> Supplied passage
Isabel Schoultz

Justice and accountability for business involvement in international crimes: Legal struggles and strategies in the Lundin case

The overall aim of the project is to understand the strategies of, and struggles between, legal actors taking part in the criminal trial of Lundin Energy. In November 2021, the Swedish Prosecutor brought criminal charges against Lundin Energy and two corporate directors for complicity in war crimes in Sudan between 1999 and 2003. The case is expected to be the longest trial in Swedish history and is of international significance legally and politically. Criminal trials commonly deal with a contested reality, where the involved parties utilise various strategic practices, based on the capital they possess, to sustain a particular definition of the situation. In this interdisciplinary project, we will examine the trial on two levels of analysis: the level of legal reasoning, focusing on the intersection of domestic and international law in cases of international crimes, and the interactional level, focusing on the interactions between legal actors in the Lundin trial. The project will utilise several types of method and empirical material: firstly, legal sources and official documentation related to the court case; secondly, observations made during the trial – so-called court ethnography; and thirdly, interviews with the different parties during and after the trial. The analysis will take as point of departure Bourdieu’s (1987, 1993) concept of ‘fields’ as the site of struggles between social agents that possess various forms of capital (economic, legal, symbolic etc.).

> Stored entries
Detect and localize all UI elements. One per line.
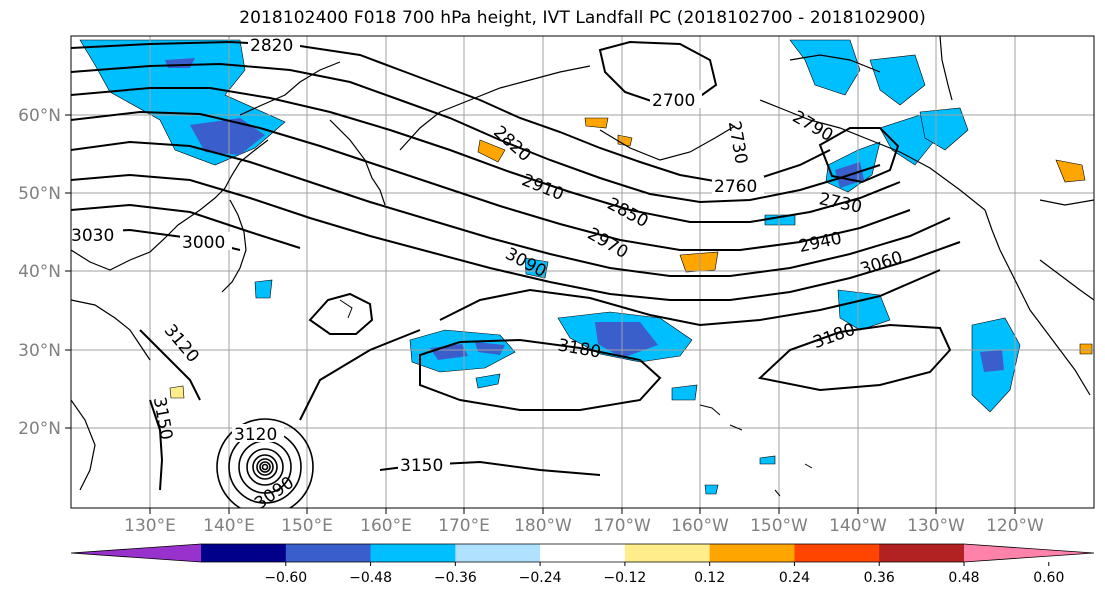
height-contours — [71, 40, 961, 491]
contour-label: 2700 — [652, 91, 695, 111]
latitude-labels: 60°N 50°N 40°N 30°N 20°N — [18, 106, 61, 439]
lon-label: 170°W — [593, 516, 651, 536]
lon-label: 160°W — [671, 516, 729, 536]
colorbar-tick-label: −0.24 — [519, 570, 562, 586]
contour-label: 2820 — [250, 36, 293, 56]
lat-label: 20°N — [18, 419, 61, 439]
colorbar-tick-label: 0.36 — [864, 570, 895, 586]
lat-label: 60°N — [18, 106, 61, 126]
colorbar-tick-label: −0.36 — [434, 570, 477, 586]
lon-label: 120°W — [986, 516, 1044, 536]
lon-label: 140°E — [203, 516, 255, 536]
map-title: 2018102400 F018 700 hPa height, IVT Land… — [239, 8, 926, 28]
colorbar-segment — [540, 544, 626, 562]
lon-label: 140°W — [829, 516, 887, 536]
colorbar-extend-max — [964, 544, 1094, 562]
colorbar-tick-label: 0.24 — [779, 570, 810, 586]
colorbar-segment — [370, 544, 456, 562]
colorbar-segment — [794, 544, 880, 562]
frame-ticks — [65, 114, 1016, 514]
colorbar-segment — [455, 544, 541, 562]
map-panel: 2820 2700 2730 2790 2820 2910 2850 2760 … — [71, 36, 1094, 508]
longitude-labels: 130°E 140°E 150°E 160°E 170°E 180°W 170°… — [124, 516, 1044, 536]
colorbar-tick-label: 0.60 — [1033, 570, 1064, 586]
colorbar-extend-min — [71, 544, 201, 562]
lon-label: 150°W — [750, 516, 808, 536]
colorbar-segment — [624, 544, 711, 562]
contour-label: 3150 — [400, 456, 443, 476]
colorbar-tick-label: −0.60 — [264, 570, 307, 586]
lat-label: 50°N — [18, 184, 61, 204]
colorbar-segment — [709, 544, 795, 562]
colorbar-tick-label: −0.48 — [349, 570, 392, 586]
lon-label: 160°E — [360, 516, 412, 536]
contour-label: 3120 — [234, 425, 277, 445]
lon-label: 170°E — [438, 516, 490, 536]
colorbar-segment — [285, 544, 372, 562]
contour-label: 3030 — [71, 226, 114, 246]
colorbar-segment — [201, 544, 287, 562]
colorbar: −0.60 −0.48 −0.36 −0.24 −0.12 0.12 0.24 0.36 0.4… — [70, 543, 1095, 586]
lat-label: 40°N — [18, 262, 61, 282]
lon-label: 130°W — [907, 516, 965, 536]
islands — [339, 299, 813, 497]
contour-label: 2760 — [714, 177, 757, 197]
lon-label: 150°E — [281, 516, 333, 536]
colorbar-tick-label: 0.12 — [694, 570, 725, 586]
colorbar-tick-label: 0.48 — [948, 570, 979, 586]
contour-label: 3000 — [182, 233, 225, 253]
coastlines — [71, 36, 1094, 491]
lon-label: 130°E — [124, 516, 176, 536]
lat-label: 30°N — [18, 341, 61, 361]
colorbar-outline — [70, 543, 1095, 563]
colorbar-segment — [879, 544, 965, 562]
lon-label: 180°W — [514, 516, 572, 536]
map-frame — [70, 35, 1095, 509]
colorbar-tick-label: −0.12 — [603, 570, 646, 586]
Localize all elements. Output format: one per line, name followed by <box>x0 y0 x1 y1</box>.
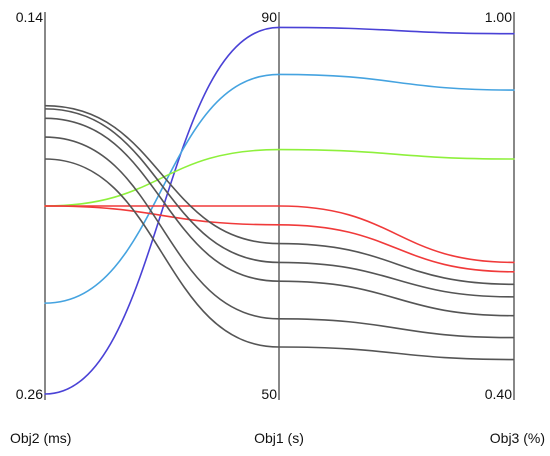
axis-top-label: 90 <box>261 9 277 25</box>
series-layer <box>44 26 515 395</box>
axis-title: Obj1 (s) <box>254 430 304 446</box>
series-line-8 <box>44 117 515 317</box>
series-line-1 <box>44 26 515 395</box>
series-line-10 <box>44 158 515 361</box>
axis-bottom-label: 0.40 <box>485 386 512 402</box>
series-line-4 <box>44 205 515 264</box>
series-line-6 <box>44 104 515 286</box>
axis-bottom-label: 50 <box>261 386 277 402</box>
axis-title: Obj3 (%) <box>490 430 545 446</box>
axes-layer: 0.14 0.26 Obj2 (ms) 90 50 Obj1 (s) 1.00 0.40 Obj… <box>10 9 545 446</box>
series-line-7 <box>44 108 515 298</box>
series-line-5 <box>44 205 515 273</box>
axis-top-label: 1.00 <box>485 9 512 25</box>
series-line-9 <box>44 136 515 339</box>
series-line-3 <box>44 148 515 207</box>
series-line-2 <box>44 73 515 304</box>
axis-top-label: 0.14 <box>16 9 43 25</box>
axis-title: Obj2 (ms) <box>10 430 71 446</box>
axis-bottom-label: 0.26 <box>16 386 43 402</box>
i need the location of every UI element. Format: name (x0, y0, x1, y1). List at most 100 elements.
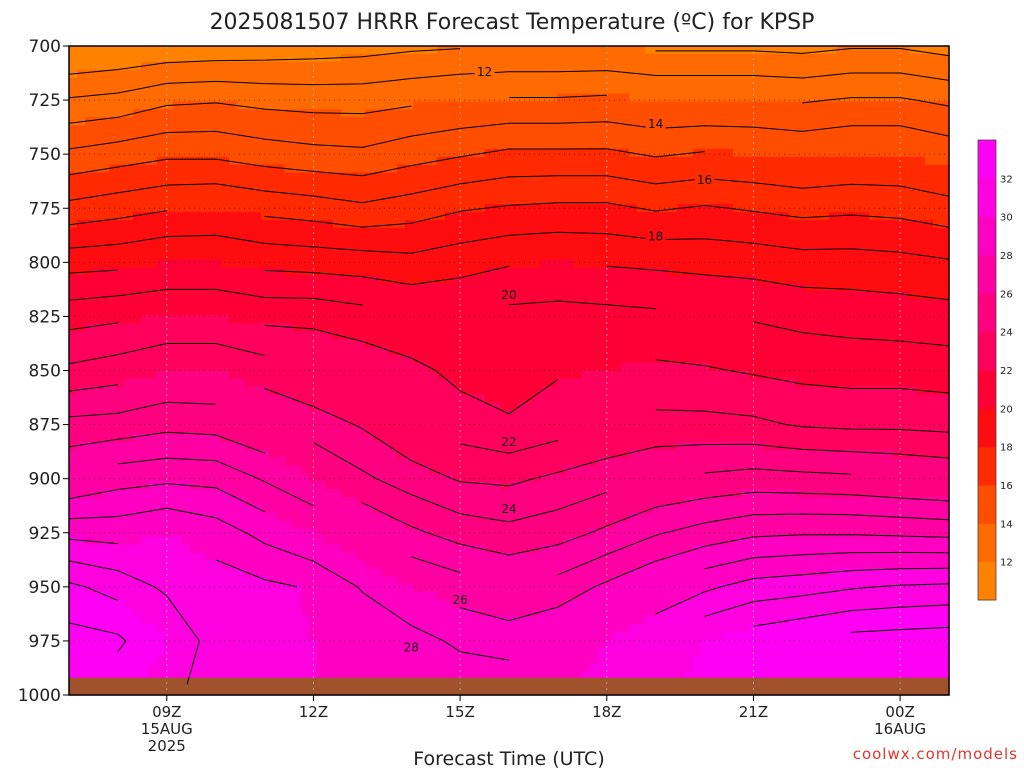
temperature-cell (269, 235, 278, 245)
temperature-cell (173, 259, 182, 269)
temperature-cell (917, 307, 926, 316)
temperature-cell (565, 53, 574, 63)
temperature-cell (629, 235, 638, 245)
temperature-cell (789, 85, 798, 95)
temperature-cell (237, 386, 246, 395)
temperature-cell (429, 93, 438, 102)
temperature-cell (165, 243, 174, 253)
temperature-cell (333, 291, 342, 300)
temperature-cell (901, 299, 910, 308)
temperature-cell (109, 235, 118, 245)
temperature-cell (285, 275, 294, 285)
temperature-cell (525, 69, 534, 79)
temperature-cell (493, 172, 502, 182)
temperature-cell (693, 77, 702, 87)
temperature-cell (477, 220, 486, 229)
temperature-cell (333, 180, 342, 190)
temperature-cell (93, 61, 102, 71)
temperature-cell (333, 156, 342, 166)
temperature-cell (597, 61, 606, 71)
temperature-cell (765, 101, 774, 110)
temperature-cell (221, 362, 230, 372)
temperature-cell (877, 228, 886, 237)
temperature-cell (461, 283, 470, 292)
temperature-cell (861, 69, 870, 79)
temperature-cell (93, 220, 102, 229)
temperature-cell (365, 228, 374, 237)
temperature-cell (621, 267, 630, 277)
temperature-cell (821, 61, 830, 71)
temperature-cell (637, 394, 646, 403)
temperature-cell (605, 394, 614, 403)
temperature-cell (373, 93, 382, 102)
temperature-cell (933, 196, 942, 205)
temperature-cell (557, 394, 566, 403)
temperature-cell (101, 228, 110, 237)
temperature-cell (421, 133, 430, 142)
temperature-cell (477, 53, 486, 63)
temperature-cell (709, 330, 718, 340)
temperature-cell (533, 117, 542, 126)
temperature-cell (645, 133, 654, 142)
temperature-cell (573, 53, 582, 63)
temperature-cell (285, 212, 294, 221)
temperature-cell (461, 46, 470, 55)
temperature-cell (557, 315, 566, 324)
temperature-cell (589, 61, 598, 71)
temperature-cell (117, 346, 126, 356)
temperature-cell (741, 362, 750, 372)
temperature-cell (749, 386, 758, 395)
temperature-cell (853, 283, 862, 292)
temperature-cell (437, 109, 446, 118)
temperature-cell (349, 251, 358, 261)
temperature-cell (309, 315, 318, 324)
temperature-cell (565, 243, 574, 253)
temperature-cell (877, 307, 886, 316)
temperature-cell (517, 196, 526, 205)
temperature-cell (901, 228, 910, 237)
temperature-cell (189, 275, 198, 285)
temperature-cell (725, 346, 734, 356)
temperature-cell (653, 299, 662, 308)
temperature-cell (901, 362, 910, 372)
temperature-cell (221, 323, 230, 332)
temperature-cell (805, 46, 814, 55)
temperature-cell (733, 117, 742, 126)
temperature-cell (877, 220, 886, 229)
temperature-cell (165, 251, 174, 261)
temperature-cell (221, 386, 230, 395)
temperature-cell (221, 402, 230, 411)
temperature-cell (573, 259, 582, 269)
temperature-cell (877, 188, 886, 197)
temperature-cell (205, 243, 214, 253)
temperature-cell (597, 77, 606, 87)
temperature-cell (213, 220, 222, 229)
temperature-cell (605, 61, 614, 71)
temperature-cell (85, 140, 94, 150)
temperature-cell (773, 283, 782, 292)
temperature-cell (549, 125, 558, 134)
temperature-cell (829, 53, 838, 63)
temperature-cell (493, 220, 502, 229)
temperature-cell (277, 85, 286, 95)
temperature-cell (221, 267, 230, 277)
temperature-cell (693, 196, 702, 205)
temperature-cell (853, 46, 862, 55)
temperature-cell (301, 251, 310, 261)
temperature-cell (925, 386, 934, 395)
temperature-cell (421, 156, 430, 166)
temperature-cell (685, 180, 694, 190)
temperature-cell (285, 125, 294, 134)
temperature-cell (581, 267, 590, 277)
temperature-cell (213, 196, 222, 205)
temperature-cell (941, 172, 950, 182)
temperature-cell (789, 267, 798, 277)
temperature-cell (845, 354, 854, 364)
temperature-cell (733, 180, 742, 190)
temperature-cell (325, 125, 334, 134)
temperature-cell (285, 251, 294, 261)
temperature-cell (245, 291, 254, 300)
temperature-cell (501, 362, 510, 372)
temperature-cell (757, 61, 766, 71)
temperature-cell (189, 386, 198, 395)
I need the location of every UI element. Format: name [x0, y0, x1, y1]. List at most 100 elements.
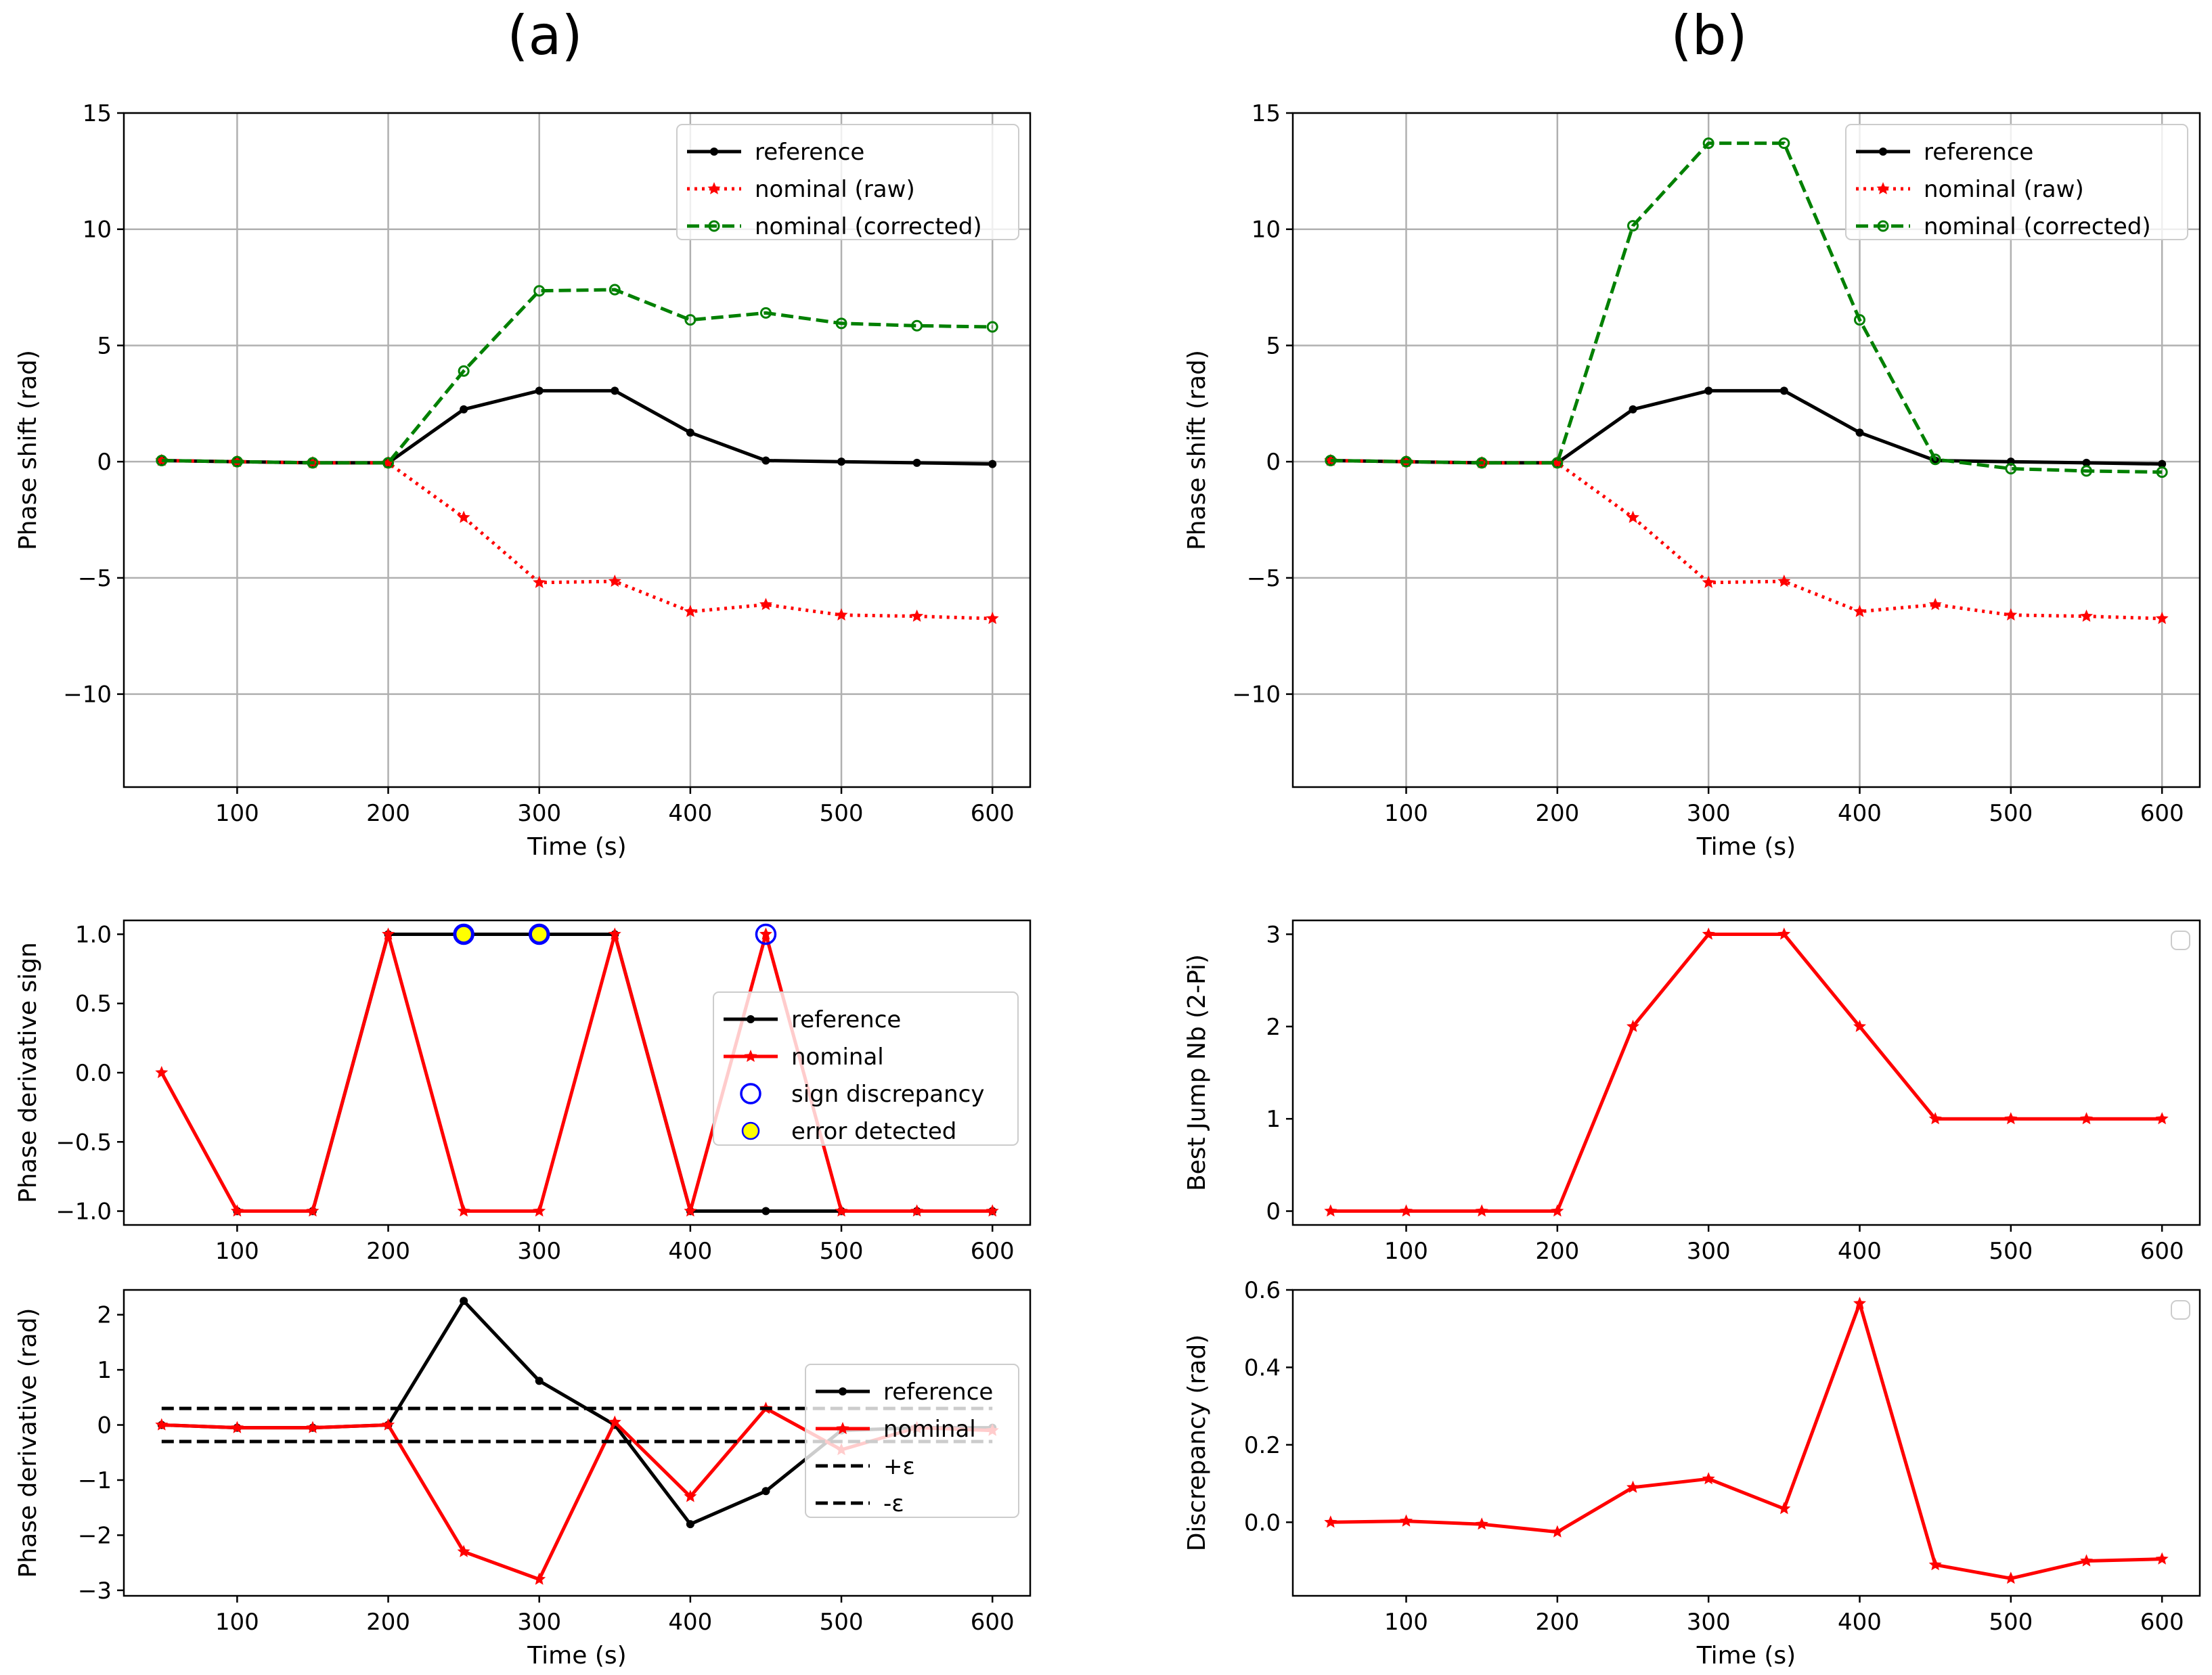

> Instruction 1
Decide whether each statement agrees with the project description, answering yes or no and quoting the words that settle it: (a) The Swedish Prosecutor brought the charges in November 2021. (b) The alleged war crimes took place in Sudan between 1999 and 2005. (c) The project will draw only on legal sources.
> Instruction 2
Summarize the project description in two sentences.
> Instruction 3
According to the project description, what is the Lundin case expected to be?

> Final answer 1
(a) Yes: "In November 2021, the Swedish Prosecutor brought criminal charges against Lundin Energy and two corporate directors"
(b) No: "for complicity in war crimes in Sudan between 1999 and 2003"
(c) No: "The project will utilise several types of method and empirical material"

> Final answer 2
The project aims to understand the strategies of, and struggles between, legal actors in the criminal trial of Lundin Energy and two corporate directors, charged in November 2021 with complicity in war crimes in Sudan between 1999 and 2003. It will examine the trial at the level of legal reasoning and at the interactional level, using legal sources and official documentation, court ethnography, and interviews, with Bourdieu's concept of "fields" as its point of departure.

> Final answer 3
The longest trial in Swedish history.